Exercise instructions: Copy out the records below, swapping every "sort-bar" for "chart-bar" and leaving all other text untouched.

(Entries from a dataset)

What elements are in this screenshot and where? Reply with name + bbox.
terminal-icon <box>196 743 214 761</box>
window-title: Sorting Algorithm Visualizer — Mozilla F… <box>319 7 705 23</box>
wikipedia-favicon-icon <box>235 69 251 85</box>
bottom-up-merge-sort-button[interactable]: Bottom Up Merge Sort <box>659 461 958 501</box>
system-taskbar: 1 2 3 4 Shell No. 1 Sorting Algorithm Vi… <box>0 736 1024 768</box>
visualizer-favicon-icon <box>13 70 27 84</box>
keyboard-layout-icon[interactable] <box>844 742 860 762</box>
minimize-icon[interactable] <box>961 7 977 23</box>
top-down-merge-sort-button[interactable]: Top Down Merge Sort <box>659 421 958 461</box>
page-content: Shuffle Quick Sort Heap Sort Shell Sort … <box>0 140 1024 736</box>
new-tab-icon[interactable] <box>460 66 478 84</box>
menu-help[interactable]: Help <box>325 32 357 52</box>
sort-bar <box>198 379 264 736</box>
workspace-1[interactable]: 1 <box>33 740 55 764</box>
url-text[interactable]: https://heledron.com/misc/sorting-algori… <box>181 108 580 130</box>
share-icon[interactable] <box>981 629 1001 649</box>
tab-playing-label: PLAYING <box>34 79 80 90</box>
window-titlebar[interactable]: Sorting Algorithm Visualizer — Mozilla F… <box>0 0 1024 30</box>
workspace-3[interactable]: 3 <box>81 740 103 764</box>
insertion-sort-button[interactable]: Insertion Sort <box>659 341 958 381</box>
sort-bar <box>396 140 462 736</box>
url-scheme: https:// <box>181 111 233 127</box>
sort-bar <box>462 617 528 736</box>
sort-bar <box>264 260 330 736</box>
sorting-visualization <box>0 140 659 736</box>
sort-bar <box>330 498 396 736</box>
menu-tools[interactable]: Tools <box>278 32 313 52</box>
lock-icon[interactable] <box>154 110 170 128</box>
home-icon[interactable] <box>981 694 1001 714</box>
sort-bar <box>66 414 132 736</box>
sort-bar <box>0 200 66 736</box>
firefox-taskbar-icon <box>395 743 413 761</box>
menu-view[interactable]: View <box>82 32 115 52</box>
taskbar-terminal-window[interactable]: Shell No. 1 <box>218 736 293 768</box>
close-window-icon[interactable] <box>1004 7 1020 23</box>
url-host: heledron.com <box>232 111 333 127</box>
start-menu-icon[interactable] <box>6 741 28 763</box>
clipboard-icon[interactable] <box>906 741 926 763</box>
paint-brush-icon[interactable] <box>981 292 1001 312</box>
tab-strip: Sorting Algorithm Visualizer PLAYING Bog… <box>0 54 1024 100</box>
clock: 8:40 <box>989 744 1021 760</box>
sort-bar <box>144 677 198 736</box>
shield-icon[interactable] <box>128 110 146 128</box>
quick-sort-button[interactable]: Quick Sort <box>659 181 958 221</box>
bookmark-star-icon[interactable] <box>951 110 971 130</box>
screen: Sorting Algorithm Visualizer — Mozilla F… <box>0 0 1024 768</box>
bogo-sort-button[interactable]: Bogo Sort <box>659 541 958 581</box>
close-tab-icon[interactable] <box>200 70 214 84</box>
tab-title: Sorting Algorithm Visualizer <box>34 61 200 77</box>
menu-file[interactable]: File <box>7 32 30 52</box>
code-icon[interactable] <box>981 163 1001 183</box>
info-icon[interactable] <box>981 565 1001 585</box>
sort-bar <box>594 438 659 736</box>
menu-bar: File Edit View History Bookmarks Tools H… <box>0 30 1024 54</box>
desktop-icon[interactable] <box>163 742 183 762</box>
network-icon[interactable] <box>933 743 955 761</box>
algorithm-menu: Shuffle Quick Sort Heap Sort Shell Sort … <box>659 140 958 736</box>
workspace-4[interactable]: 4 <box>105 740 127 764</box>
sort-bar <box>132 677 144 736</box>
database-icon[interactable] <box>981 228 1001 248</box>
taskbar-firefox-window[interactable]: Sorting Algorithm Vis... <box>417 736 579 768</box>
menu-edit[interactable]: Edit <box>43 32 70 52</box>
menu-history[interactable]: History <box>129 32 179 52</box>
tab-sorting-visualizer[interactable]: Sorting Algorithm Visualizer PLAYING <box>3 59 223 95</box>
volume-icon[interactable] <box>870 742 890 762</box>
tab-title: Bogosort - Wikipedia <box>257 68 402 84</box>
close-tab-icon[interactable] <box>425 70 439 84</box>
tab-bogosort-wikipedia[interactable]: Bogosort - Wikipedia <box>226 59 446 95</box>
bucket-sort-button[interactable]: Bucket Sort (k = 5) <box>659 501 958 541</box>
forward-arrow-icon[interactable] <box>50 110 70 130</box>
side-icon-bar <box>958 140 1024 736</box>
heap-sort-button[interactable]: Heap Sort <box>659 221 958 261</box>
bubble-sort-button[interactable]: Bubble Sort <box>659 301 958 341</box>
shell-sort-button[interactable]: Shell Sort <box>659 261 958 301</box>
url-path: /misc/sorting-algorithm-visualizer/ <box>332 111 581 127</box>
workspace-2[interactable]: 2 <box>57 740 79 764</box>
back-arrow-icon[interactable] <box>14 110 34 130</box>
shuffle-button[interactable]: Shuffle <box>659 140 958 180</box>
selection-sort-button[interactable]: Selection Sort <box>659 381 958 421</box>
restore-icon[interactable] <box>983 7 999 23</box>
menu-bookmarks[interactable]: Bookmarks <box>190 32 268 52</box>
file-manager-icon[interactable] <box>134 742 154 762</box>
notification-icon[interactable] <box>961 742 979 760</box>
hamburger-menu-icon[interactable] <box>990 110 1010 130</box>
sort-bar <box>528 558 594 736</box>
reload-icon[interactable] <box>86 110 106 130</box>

The response:
What elements are in this screenshot and where? Reply with name + bbox.
terminal-icon <box>196 743 214 761</box>
window-title: Sorting Algorithm Visualizer — Mozilla F… <box>319 7 705 23</box>
wikipedia-favicon-icon <box>235 69 251 85</box>
bottom-up-merge-sort-button[interactable]: Bottom Up Merge Sort <box>659 461 958 501</box>
system-taskbar: 1 2 3 4 Shell No. 1 Sorting Algorithm Vi… <box>0 736 1024 768</box>
visualizer-favicon-icon <box>13 70 27 84</box>
keyboard-layout-icon[interactable] <box>844 742 860 762</box>
minimize-icon[interactable] <box>961 7 977 23</box>
top-down-merge-sort-button[interactable]: Top Down Merge Sort <box>659 421 958 461</box>
page-content: Shuffle Quick Sort Heap Sort Shell Sort … <box>0 140 1024 736</box>
new-tab-icon[interactable] <box>460 66 478 84</box>
menu-help[interactable]: Help <box>325 32 357 52</box>
chart-bar <box>198 379 264 736</box>
workspace-1[interactable]: 1 <box>33 740 55 764</box>
url-text[interactable]: https://heledron.com/misc/sorting-algori… <box>181 108 580 130</box>
share-icon[interactable] <box>981 629 1001 649</box>
tab-playing-label: PLAYING <box>34 79 80 90</box>
window-titlebar[interactable]: Sorting Algorithm Visualizer — Mozilla F… <box>0 0 1024 30</box>
workspace-3[interactable]: 3 <box>81 740 103 764</box>
insertion-sort-button[interactable]: Insertion Sort <box>659 341 958 381</box>
chart-bar <box>396 140 462 736</box>
url-scheme: https:// <box>181 111 233 127</box>
chart-bar <box>462 617 528 736</box>
chart-bar <box>264 260 330 736</box>
sorting-visualization <box>0 140 659 736</box>
chart-bar <box>330 498 396 736</box>
menu-tools[interactable]: Tools <box>278 32 313 52</box>
lock-icon[interactable] <box>154 110 170 128</box>
home-icon[interactable] <box>981 694 1001 714</box>
chart-bar <box>66 414 132 736</box>
chart-bar <box>0 200 66 736</box>
firefox-taskbar-icon <box>395 743 413 761</box>
menu-view[interactable]: View <box>82 32 115 52</box>
taskbar-terminal-window[interactable]: Shell No. 1 <box>218 736 293 768</box>
close-window-icon[interactable] <box>1004 7 1020 23</box>
url-host: heledron.com <box>232 111 333 127</box>
start-menu-icon[interactable] <box>6 741 28 763</box>
clipboard-icon[interactable] <box>906 741 926 763</box>
paint-brush-icon[interactable] <box>981 292 1001 312</box>
tab-strip: Sorting Algorithm Visualizer PLAYING Bog… <box>0 54 1024 100</box>
clock: 8:40 <box>989 744 1021 760</box>
chart-bar <box>144 677 198 736</box>
shield-icon[interactable] <box>128 110 146 128</box>
quick-sort-button[interactable]: Quick Sort <box>659 181 958 221</box>
bookmark-star-icon[interactable] <box>951 110 971 130</box>
screen: Sorting Algorithm Visualizer — Mozilla F… <box>0 0 1024 768</box>
bogo-sort-button[interactable]: Bogo Sort <box>659 541 958 581</box>
close-tab-icon[interactable] <box>200 70 214 84</box>
tab-title: Sorting Algorithm Visualizer <box>34 61 200 77</box>
menu-file[interactable]: File <box>7 32 30 52</box>
code-icon[interactable] <box>981 163 1001 183</box>
info-icon[interactable] <box>981 565 1001 585</box>
chart-bar <box>594 438 659 736</box>
menu-bar: File Edit View History Bookmarks Tools H… <box>0 30 1024 54</box>
desktop-icon[interactable] <box>163 742 183 762</box>
network-icon[interactable] <box>933 743 955 761</box>
algorithm-menu: Shuffle Quick Sort Heap Sort Shell Sort … <box>659 140 958 736</box>
workspace-4[interactable]: 4 <box>105 740 127 764</box>
chart-bar <box>132 677 144 736</box>
database-icon[interactable] <box>981 228 1001 248</box>
taskbar-firefox-window[interactable]: Sorting Algorithm Vis... <box>417 736 579 768</box>
menu-edit[interactable]: Edit <box>43 32 70 52</box>
menu-history[interactable]: History <box>129 32 179 52</box>
tab-sorting-visualizer[interactable]: Sorting Algorithm Visualizer PLAYING <box>3 59 223 95</box>
volume-icon[interactable] <box>870 742 890 762</box>
tab-title: Bogosort - Wikipedia <box>257 68 402 84</box>
close-tab-icon[interactable] <box>425 70 439 84</box>
tab-bogosort-wikipedia[interactable]: Bogosort - Wikipedia <box>226 59 446 95</box>
bucket-sort-button[interactable]: Bucket Sort (k = 5) <box>659 501 958 541</box>
forward-arrow-icon[interactable] <box>50 110 70 130</box>
side-icon-bar <box>958 140 1024 736</box>
heap-sort-button[interactable]: Heap Sort <box>659 221 958 261</box>
bubble-sort-button[interactable]: Bubble Sort <box>659 301 958 341</box>
shell-sort-button[interactable]: Shell Sort <box>659 261 958 301</box>
url-path: /misc/sorting-algorithm-visualizer/ <box>332 111 581 127</box>
workspace-2[interactable]: 2 <box>57 740 79 764</box>
back-arrow-icon[interactable] <box>14 110 34 130</box>
shuffle-button[interactable]: Shuffle <box>659 140 958 180</box>
selection-sort-button[interactable]: Selection Sort <box>659 381 958 421</box>
restore-icon[interactable] <box>983 7 999 23</box>
menu-bookmarks[interactable]: Bookmarks <box>190 32 268 52</box>
file-manager-icon[interactable] <box>134 742 154 762</box>
notification-icon[interactable] <box>961 742 979 760</box>
hamburger-menu-icon[interactable] <box>990 110 1010 130</box>
chart-bar <box>528 558 594 736</box>
reload-icon[interactable] <box>86 110 106 130</box>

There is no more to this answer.